Data tied to figure images:
╔══

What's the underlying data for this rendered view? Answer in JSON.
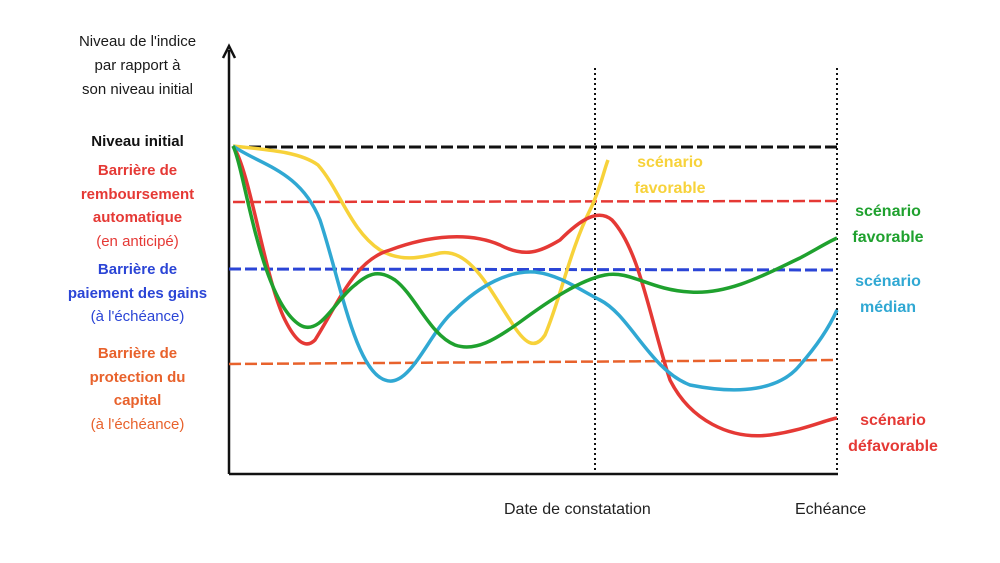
{
  "y_axis_title": [
    "Niveau de l'indice",
    "par rapport à",
    "son niveau initial"
  ],
  "levels": {
    "initial": {
      "label": "Niveau initial",
      "color": "#111111"
    },
    "auto_redemption": {
      "title": [
        "Barrière de",
        "remboursement",
        "automatique"
      ],
      "subtitle": "(en anticipé)",
      "color": "#e53935"
    },
    "gains_payment": {
      "title": [
        "Barrière de",
        "paiement des gains"
      ],
      "subtitle": "(à l'échéance)",
      "color": "#2b45d6"
    },
    "capital_protection": {
      "title": [
        "Barrière de",
        "protection du",
        "capital"
      ],
      "subtitle": "(à l'échéance)",
      "color": "#e8622c"
    }
  },
  "x_ticks": {
    "observation_date": "Date de constatation",
    "maturity": "Echéance"
  },
  "scenarios": {
    "favorable_early": {
      "label": [
        "scénario",
        "favorable"
      ],
      "color": "#f7d23a"
    },
    "favorable": {
      "label": [
        "scénario",
        "favorable"
      ],
      "color": "#1fa12e"
    },
    "median": {
      "label": [
        "scénario",
        "médian"
      ],
      "color": "#30a8d3"
    },
    "unfavorable": {
      "label": [
        "scénario",
        "défavorable"
      ],
      "color": "#e53935"
    }
  }
}
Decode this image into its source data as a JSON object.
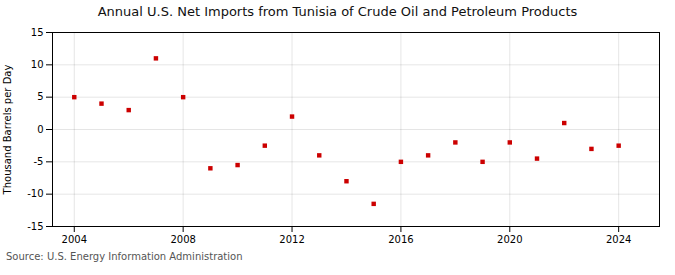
{
  "chart_data": {
    "type": "scatter",
    "title": "Annual U.S. Net Imports from Tunisia of Crude Oil and Petroleum Products",
    "ylabel": "Thousand Barrels per Day",
    "caption": "Source: U.S. Energy Information Administration",
    "x": [
      2004,
      2005,
      2006,
      2007,
      2008,
      2009,
      2010,
      2011,
      2012,
      2013,
      2014,
      2015,
      2016,
      2017,
      2018,
      2019,
      2020,
      2021,
      2022,
      2023,
      2024
    ],
    "values": [
      5.0,
      4.0,
      3.0,
      11.0,
      5.0,
      -6.0,
      -5.5,
      -2.5,
      2.0,
      -4.0,
      -8.0,
      -11.5,
      -5.0,
      -4.0,
      -2.0,
      -5.0,
      -2.0,
      -4.5,
      1.0,
      -3.0,
      -2.5
    ],
    "color": "#cc0000",
    "marker": "square",
    "xlim": [
      2003.2,
      2025.5
    ],
    "xticks": [
      2004,
      2008,
      2012,
      2016,
      2020,
      2024
    ],
    "ylim": [
      -15,
      15
    ],
    "yticks": [
      -15,
      -10,
      -5,
      0,
      5,
      10,
      15
    ],
    "grid": true
  }
}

╚══

● **What to work on**
Copy the listing over exactly, skipping the pictures it holds.

● **Response**
What's the underlying data for this rendered view? Answer in JSON.
{
  "y_axis_title": [
    "Niveau de l'indice",
    "par rapport à",
    "son niveau initial"
  ],
  "levels": {
    "initial": {
      "label": "Niveau initial",
      "color": "#111111"
    },
    "auto_redemption": {
      "title": [
        "Barrière de",
        "remboursement",
        "automatique"
      ],
      "subtitle": "(en anticipé)",
      "color": "#e53935"
    },
    "gains_payment": {
      "title": [
        "Barrière de",
        "paiement des gains"
      ],
      "subtitle": "(à l'échéance)",
      "color": "#2b45d6"
    },
    "capital_protection": {
      "title": [
        "Barrière de",
        "protection du",
        "capital"
      ],
      "subtitle": "(à l'échéance)",
      "color": "#e8622c"
    }
  },
  "x_ticks": {
    "observation_date": "Date de constatation",
    "maturity": "Echéance"
  },
  "scenarios": {
    "favorable_early": {
      "label": [
        "scénario",
        "favorable"
      ],
      "color": "#f7d23a"
    },
    "favorable": {
      "label": [
        "scénario",
        "favorable"
      ],
      "color": "#1fa12e"
    },
    "median": {
      "label": [
        "scénario",
        "médian"
      ],
      "color": "#30a8d3"
    },
    "unfavorable": {
      "label": [
        "scénario",
        "défavorable"
      ],
      "color": "#e53935"
    }
  }
}
Decode this image into its source data as a JSON object.
{
  "chart_data": {
    "type": "scatter",
    "title": "Annual U.S. Net Imports from Tunisia of Crude Oil and Petroleum Products",
    "ylabel": "Thousand Barrels per Day",
    "caption": "Source: U.S. Energy Information Administration",
    "x": [
      2004,
      2005,
      2006,
      2007,
      2008,
      2009,
      2010,
      2011,
      2012,
      2013,
      2014,
      2015,
      2016,
      2017,
      2018,
      2019,
      2020,
      2021,
      2022,
      2023,
      2024
    ],
    "values": [
      5.0,
      4.0,
      3.0,
      11.0,
      5.0,
      -6.0,
      -5.5,
      -2.5,
      2.0,
      -4.0,
      -8.0,
      -11.5,
      -5.0,
      -4.0,
      -2.0,
      -5.0,
      -2.0,
      -4.5,
      1.0,
      -3.0,
      -2.5
    ],
    "color": "#cc0000",
    "marker": "square",
    "xlim": [
      2003.2,
      2025.5
    ],
    "xticks": [
      2004,
      2008,
      2012,
      2016,
      2020,
      2024
    ],
    "ylim": [
      -15,
      15
    ],
    "yticks": [
      -15,
      -10,
      -5,
      0,
      5,
      10,
      15
    ],
    "grid": true
  }
}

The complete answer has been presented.